● **PROBLEM**
Repeat the records below exactly, leaving out every picture.

-- Begin --

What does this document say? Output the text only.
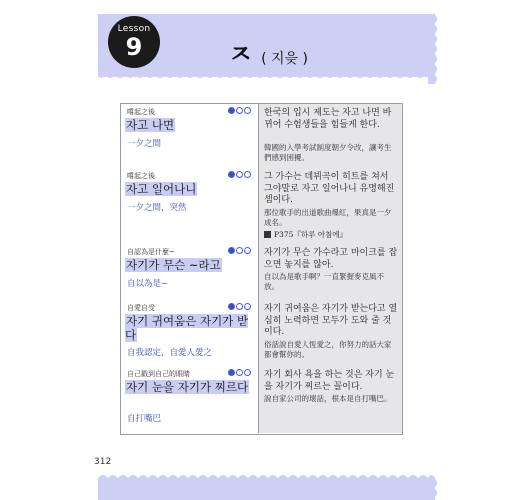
Lesson
9	ㅈ ( 지읒 )
嚐起之後
자고 나면
一夕之間
한국의 입시 제도는 자고 나면 바뀌어 수험생들을 힘들게 한다.
韓國的入學考試制度朝夕令改，讓考生們感到困擾。
嚐起之後
자고 일어나니
一夕之間，突然
그 가수는 데뷔곡이 히트를 쳐서 그야말로 자고 일어나니 유명해진 셈이다.
那位歌手的出道歌曲爆紅，果真是一夕成名。
P375『하루 아침에』
自認為是什麼~
자기가 무슨 ~라고
自以為是~
자기가 무슨 가수라고 마이크를 잡으면 놓지를 않아.
自以為是歌手啊？一直緊握麥克風不放。
自愛自受
자기 귀여움은 자기가 받다
自我認定，自愛人愛之
자기 귀여움은 자기가 받는다고 열심히 노력하면 모두가 도와 줄 것이다.
俗話說自愛人恆愛之，你努力的話大家都會幫你的。
自己戳到自己的眼睛
자기 눈을 자기가 찌르다
自打嘴巴
자기 회사 욕을 하는 것은 자기 눈을 자기가 찌르는 꼴이다.
說自家公司的壞話，根本是自打嘴巴。
312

-- End --

● **RESULT OF THIS TASK**
What does this document say? Output the text only.
Lesson
9	ㅈ ( 지읒 )
嚐起之後
자고 나면
一夕之間
한국의 입시 제도는 자고 나면 바뀌어 수험생들을 힘들게 한다.
韓國的入學考試制度朝夕令改，讓考生們感到困擾。
嚐起之後
자고 일어나니
一夕之間，突然
그 가수는 데뷔곡이 히트를 쳐서 그야말로 자고 일어나니 유명해진 셈이다.
那位歌手的出道歌曲爆紅，果真是一夕成名。
P375『하루 아침에』
自認為是什麼~
자기가 무슨 ~라고
自以為是~
자기가 무슨 가수라고 마이크를 잡으면 놓지를 않아.
自以為是歌手啊？一直緊握麥克風不放。
自愛自受
자기 귀여움은 자기가 받다
自我認定，自愛人愛之
자기 귀여움은 자기가 받는다고 열심히 노력하면 모두가 도와 줄 것이다.
俗話說自愛人恆愛之，你努力的話大家都會幫你的。
自己戳到自己的眼睛
자기 눈을 자기가 찌르다
自打嘴巴
자기 회사 욕을 하는 것은 자기 눈을 자기가 찌르는 꼴이다.
說自家公司的壞話，根本是自打嘴巴。
312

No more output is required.